<<<<

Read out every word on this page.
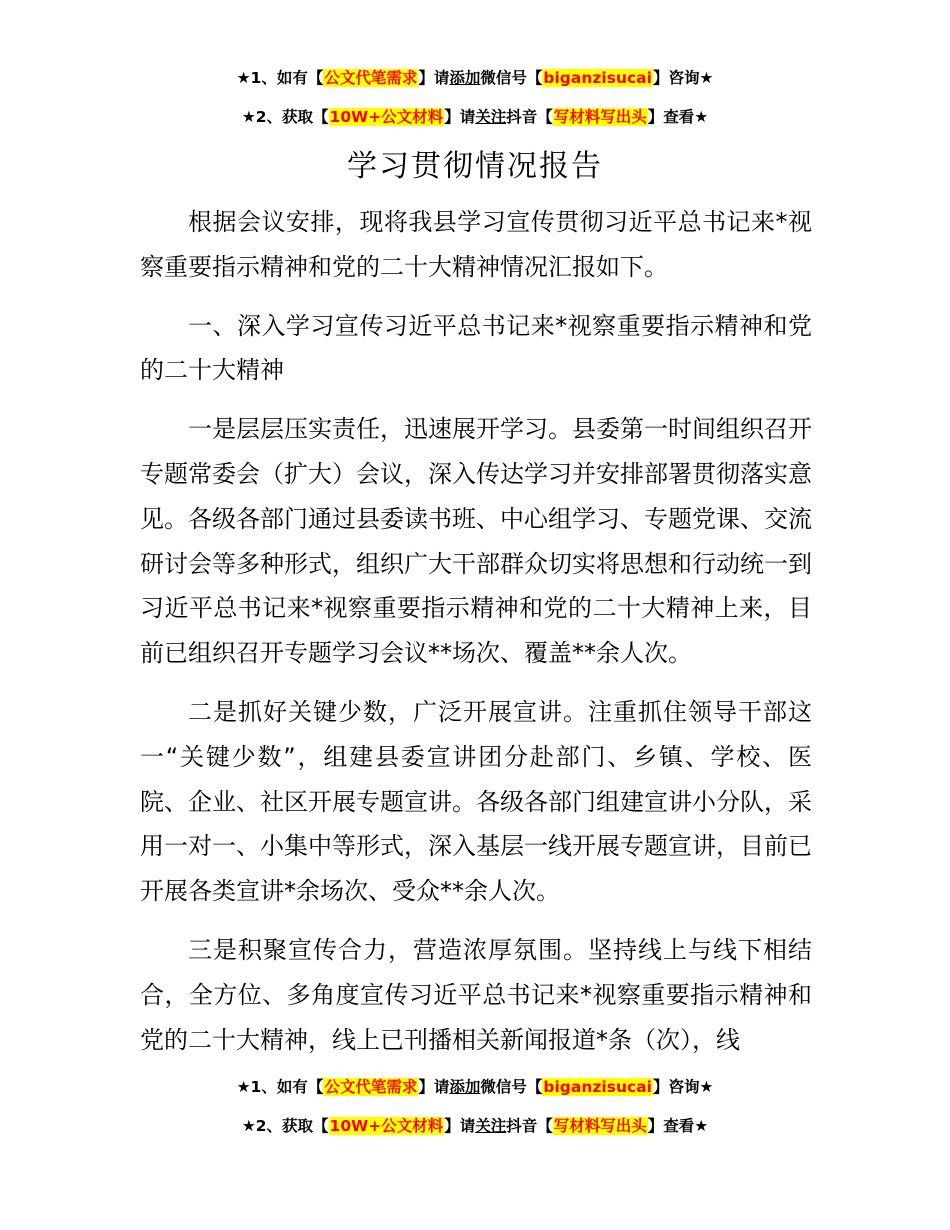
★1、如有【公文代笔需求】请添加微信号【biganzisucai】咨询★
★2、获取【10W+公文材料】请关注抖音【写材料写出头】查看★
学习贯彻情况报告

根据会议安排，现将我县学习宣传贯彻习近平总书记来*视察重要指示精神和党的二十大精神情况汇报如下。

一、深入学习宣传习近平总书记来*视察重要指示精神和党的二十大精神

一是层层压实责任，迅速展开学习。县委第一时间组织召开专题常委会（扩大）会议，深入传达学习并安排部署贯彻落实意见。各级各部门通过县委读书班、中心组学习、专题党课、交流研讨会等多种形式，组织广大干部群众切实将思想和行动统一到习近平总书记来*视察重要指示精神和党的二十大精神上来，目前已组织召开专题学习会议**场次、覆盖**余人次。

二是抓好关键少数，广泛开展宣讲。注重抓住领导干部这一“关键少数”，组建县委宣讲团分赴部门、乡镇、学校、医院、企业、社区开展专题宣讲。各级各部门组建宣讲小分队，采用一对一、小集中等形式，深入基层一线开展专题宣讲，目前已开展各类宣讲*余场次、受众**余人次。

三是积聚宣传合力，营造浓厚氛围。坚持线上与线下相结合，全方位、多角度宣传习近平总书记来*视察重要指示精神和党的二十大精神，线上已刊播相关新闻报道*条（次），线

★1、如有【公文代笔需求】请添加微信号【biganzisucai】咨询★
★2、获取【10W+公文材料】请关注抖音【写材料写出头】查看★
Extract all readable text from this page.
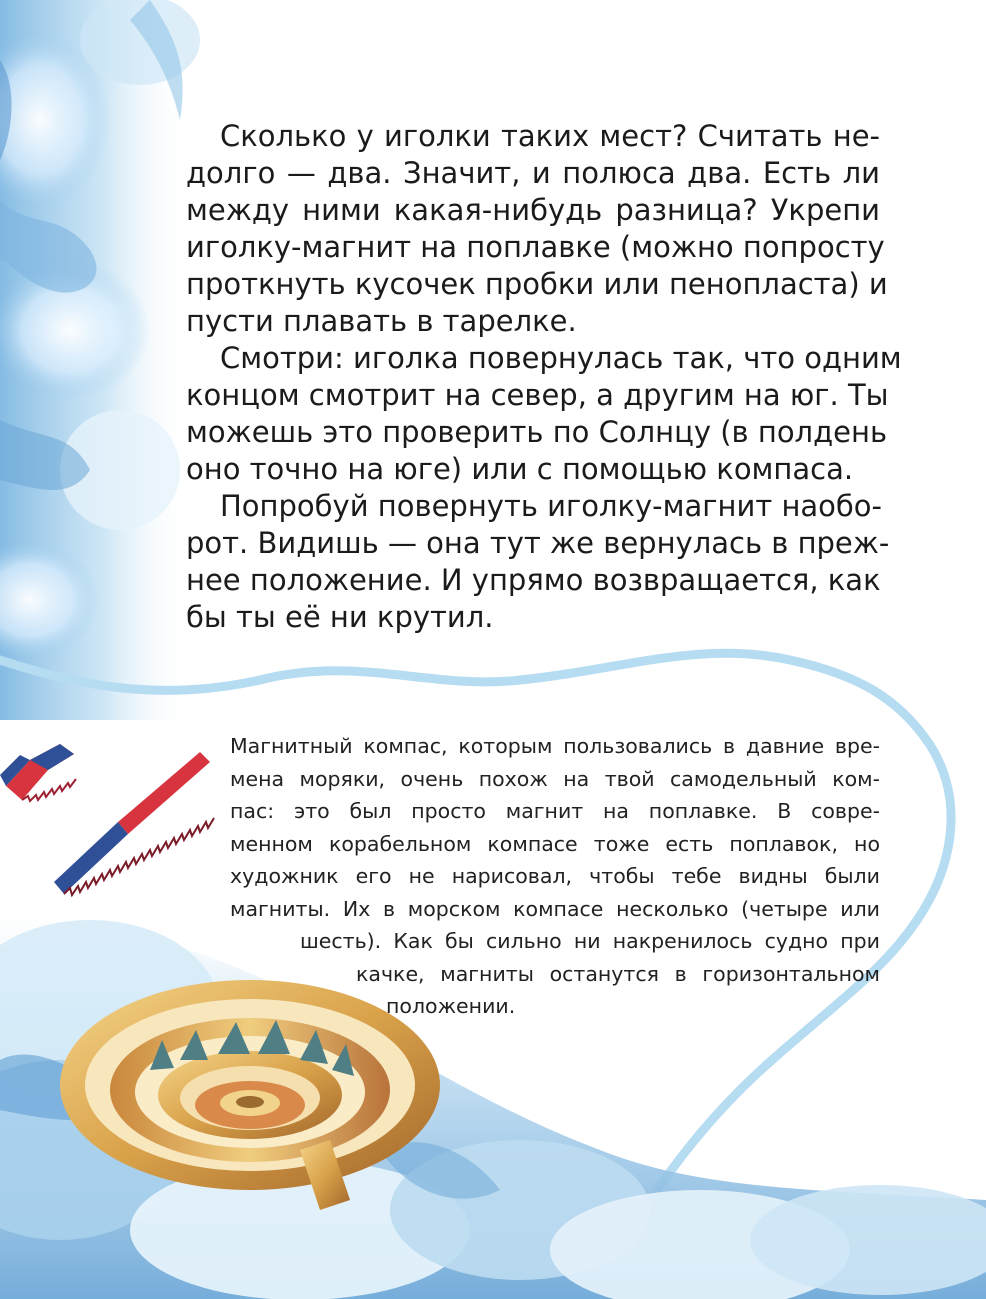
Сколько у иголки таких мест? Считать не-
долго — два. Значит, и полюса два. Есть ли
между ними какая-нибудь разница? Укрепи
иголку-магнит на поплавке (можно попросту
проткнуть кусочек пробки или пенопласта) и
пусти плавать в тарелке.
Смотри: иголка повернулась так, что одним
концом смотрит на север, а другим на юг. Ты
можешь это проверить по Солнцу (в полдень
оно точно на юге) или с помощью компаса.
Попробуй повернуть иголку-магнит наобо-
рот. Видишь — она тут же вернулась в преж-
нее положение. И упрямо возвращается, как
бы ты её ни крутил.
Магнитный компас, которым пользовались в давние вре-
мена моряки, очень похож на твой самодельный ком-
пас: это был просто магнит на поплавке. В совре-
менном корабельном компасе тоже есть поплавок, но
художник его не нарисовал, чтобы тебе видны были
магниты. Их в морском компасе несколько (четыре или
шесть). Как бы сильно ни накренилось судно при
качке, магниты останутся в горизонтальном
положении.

>>>>

Aim: Restate word for word, please, the line containing "Extract all readable text from this page." and all lines after it through the end of the material; the pictures do not belong in the copy.

Reply:
Extract all readable text from this page.
Сколько у иголки таких мест? Считать не-
долго — два. Значит, и полюса два. Есть ли
между ними какая-нибудь разница? Укрепи
иголку-магнит на поплавке (можно попросту
проткнуть кусочек пробки или пенопласта) и
пусти плавать в тарелке.
Смотри: иголка повернулась так, что одним
концом смотрит на север, а другим на юг. Ты
можешь это проверить по Солнцу (в полдень
оно точно на юге) или с помощью компаса.
Попробуй повернуть иголку-магнит наобо-
рот. Видишь — она тут же вернулась в преж-
нее положение. И упрямо возвращается, как
бы ты её ни крутил.
Магнитный компас, которым пользовались в давние вре-
мена моряки, очень похож на твой самодельный ком-
пас: это был просто магнит на поплавке. В совре-
менном корабельном компасе тоже есть поплавок, но
художник его не нарисовал, чтобы тебе видны были
магниты. Их в морском компасе несколько (четыре или
шесть). Как бы сильно ни накренилось судно при
качке, магниты останутся в горизонтальном
положении.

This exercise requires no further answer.